### WRITTEN TASK
Look through the data below and return each line where "État" appears.

### RECORDS PROVIDED
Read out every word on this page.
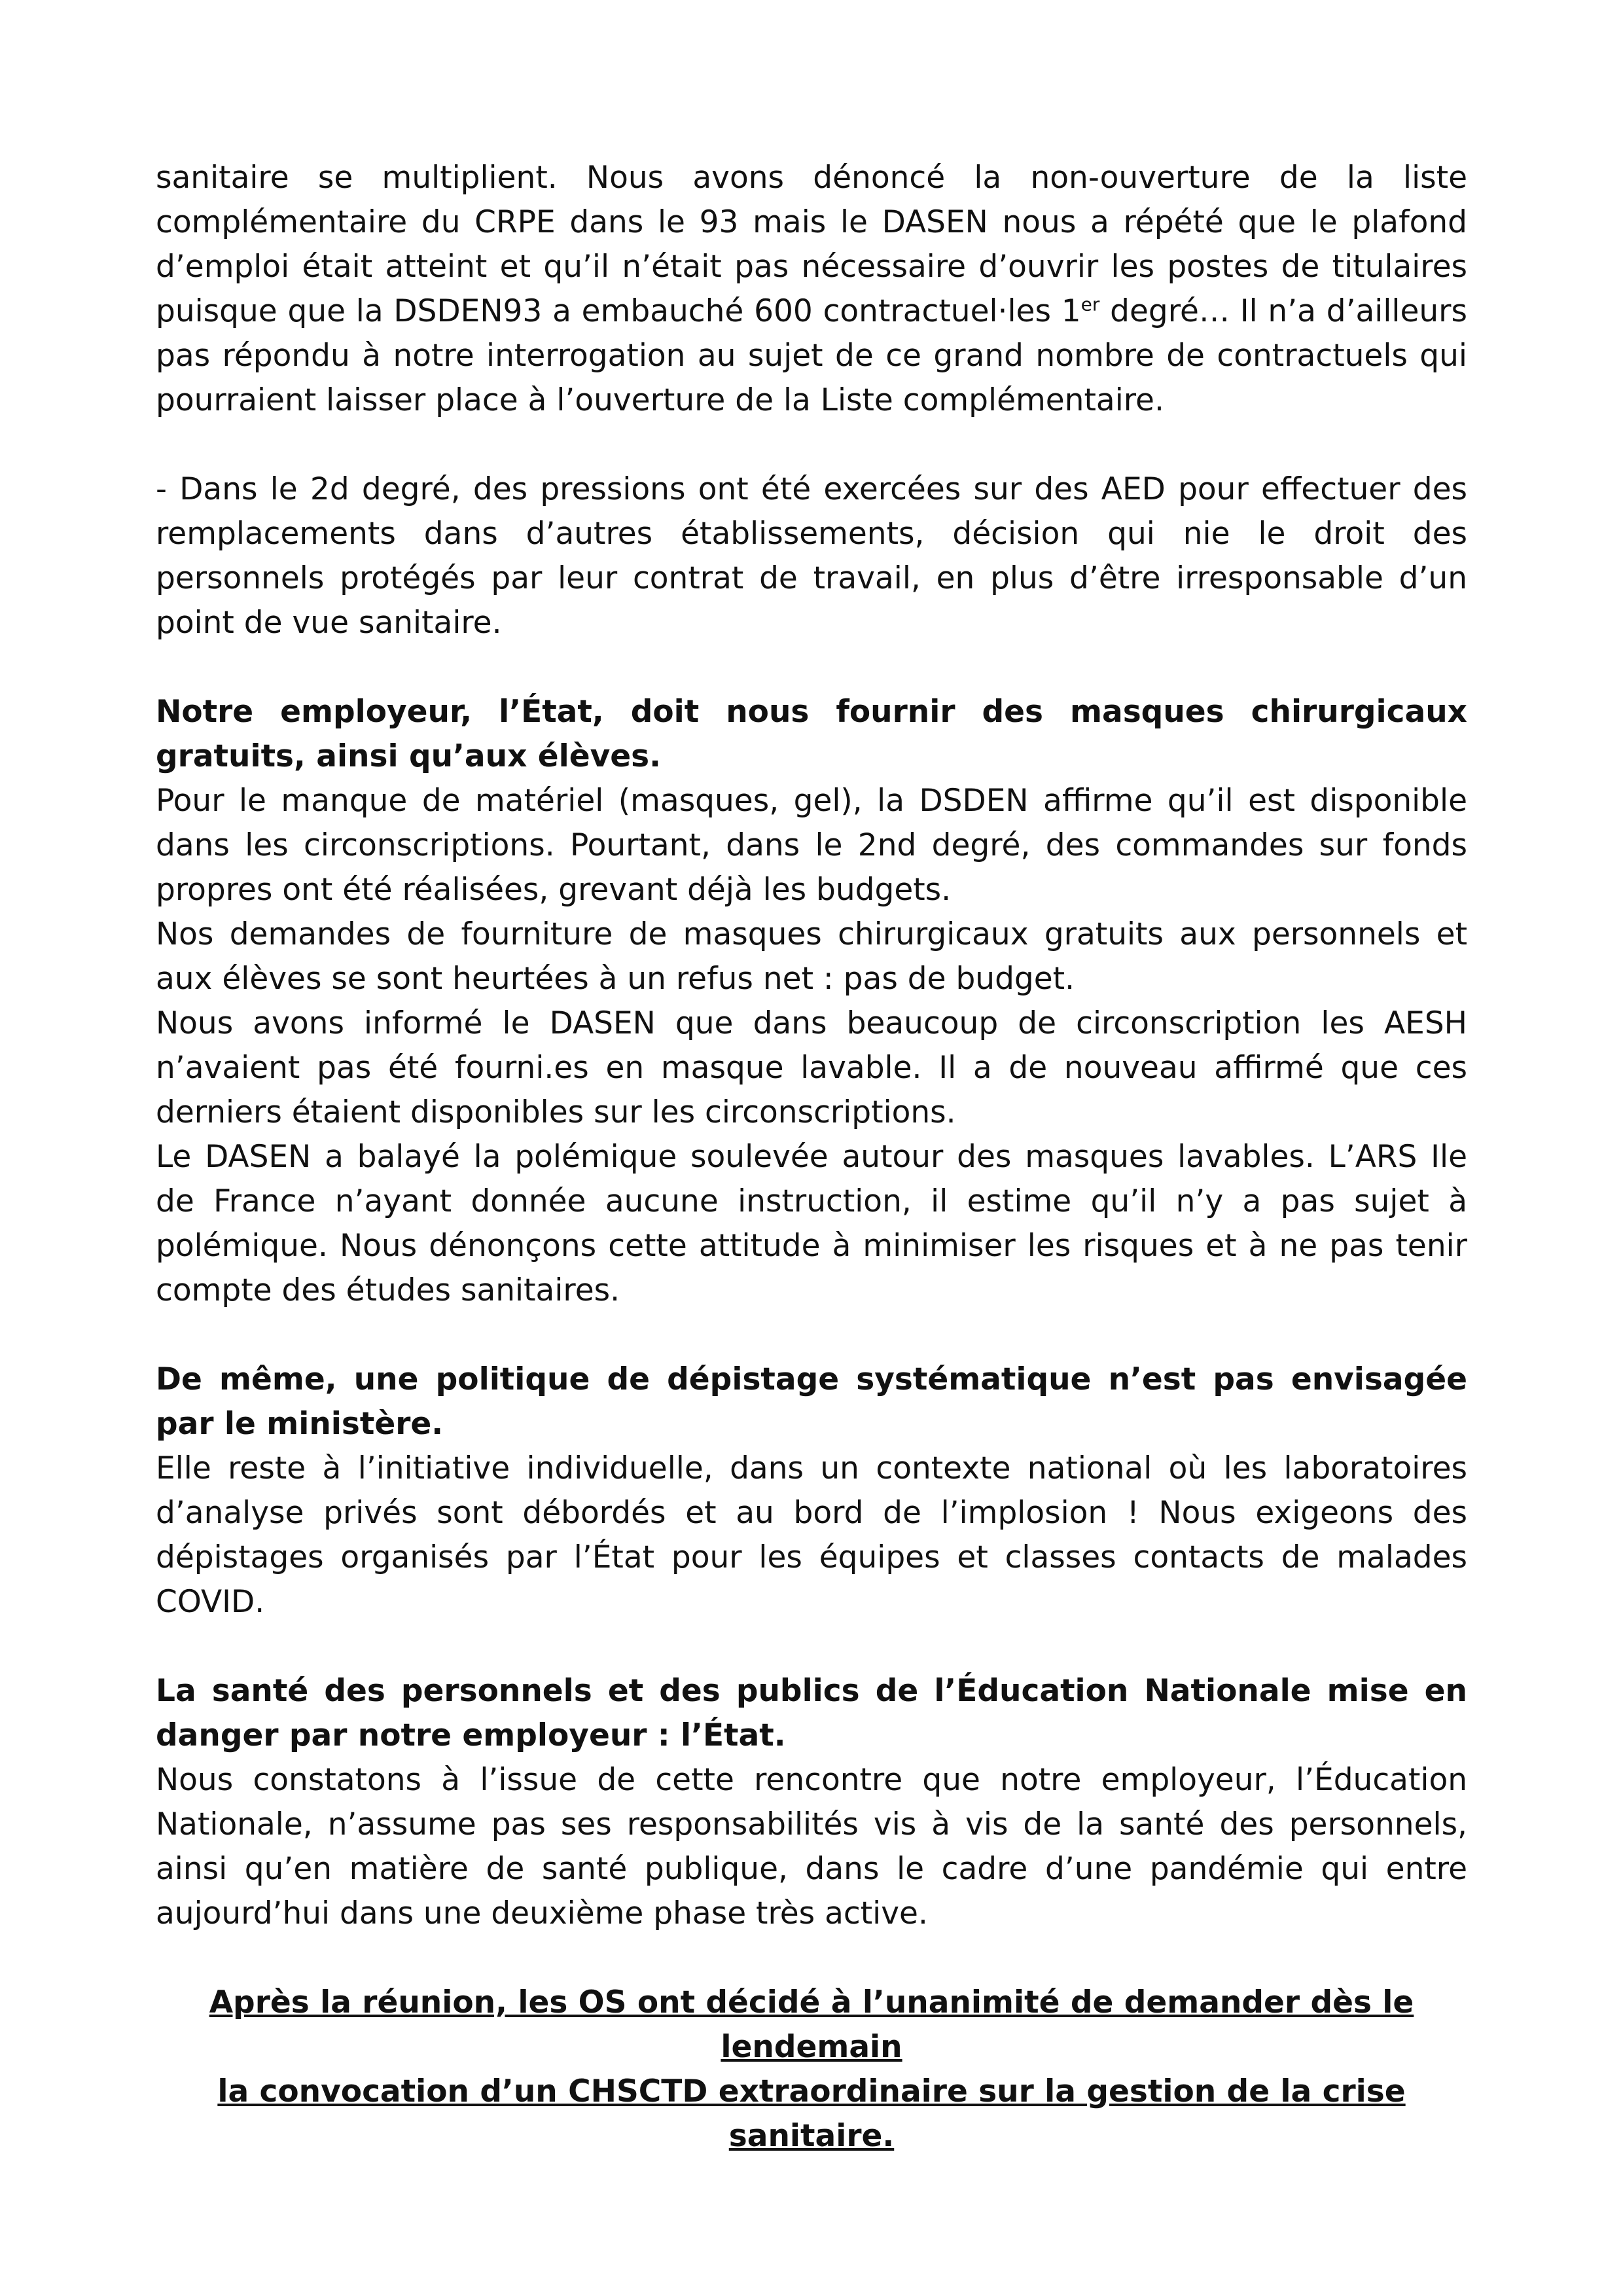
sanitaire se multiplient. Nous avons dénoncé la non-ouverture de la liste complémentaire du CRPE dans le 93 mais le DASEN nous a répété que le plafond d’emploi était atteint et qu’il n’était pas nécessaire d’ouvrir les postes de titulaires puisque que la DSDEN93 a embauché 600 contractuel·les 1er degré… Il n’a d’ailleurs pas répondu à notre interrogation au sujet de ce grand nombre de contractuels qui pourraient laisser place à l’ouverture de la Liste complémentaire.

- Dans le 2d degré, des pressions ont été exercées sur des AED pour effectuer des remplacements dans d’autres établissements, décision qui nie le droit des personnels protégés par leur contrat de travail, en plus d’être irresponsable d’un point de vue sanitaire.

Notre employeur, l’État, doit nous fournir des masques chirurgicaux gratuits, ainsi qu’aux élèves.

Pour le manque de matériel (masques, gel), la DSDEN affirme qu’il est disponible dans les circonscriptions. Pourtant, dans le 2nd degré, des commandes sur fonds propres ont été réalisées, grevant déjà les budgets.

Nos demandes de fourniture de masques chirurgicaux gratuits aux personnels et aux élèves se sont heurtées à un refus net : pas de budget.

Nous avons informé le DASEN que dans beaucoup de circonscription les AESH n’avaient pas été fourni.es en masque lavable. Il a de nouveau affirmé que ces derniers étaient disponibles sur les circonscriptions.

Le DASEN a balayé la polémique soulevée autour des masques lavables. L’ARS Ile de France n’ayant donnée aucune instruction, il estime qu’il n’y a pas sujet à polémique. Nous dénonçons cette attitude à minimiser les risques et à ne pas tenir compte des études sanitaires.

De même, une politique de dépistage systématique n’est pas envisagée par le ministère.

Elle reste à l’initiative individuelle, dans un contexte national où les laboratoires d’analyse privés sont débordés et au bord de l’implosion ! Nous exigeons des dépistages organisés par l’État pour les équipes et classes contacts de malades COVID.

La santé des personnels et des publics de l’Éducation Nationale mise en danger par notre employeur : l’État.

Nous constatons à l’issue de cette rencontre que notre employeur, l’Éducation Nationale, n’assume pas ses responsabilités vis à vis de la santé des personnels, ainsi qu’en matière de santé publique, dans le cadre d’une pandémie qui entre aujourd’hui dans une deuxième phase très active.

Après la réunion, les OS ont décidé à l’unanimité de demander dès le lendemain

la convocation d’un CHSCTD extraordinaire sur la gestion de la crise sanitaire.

### FULL RESPONSE
Notre employeur, l’État, doit nous fournir des masques chirurgicaux gratuits, ainsi qu’aux élèves.
Elle reste à l’initiative individuelle, dans un contexte national où les laboratoires d’analyse privés sont débordés et au bord de l’implosion ! Nous exigeons des dépistages organisés par l’État pour les équipes et classes contacts de malades COVID.
La santé des personnels et des publics de l’Éducation Nationale mise en danger par notre employeur : l’État.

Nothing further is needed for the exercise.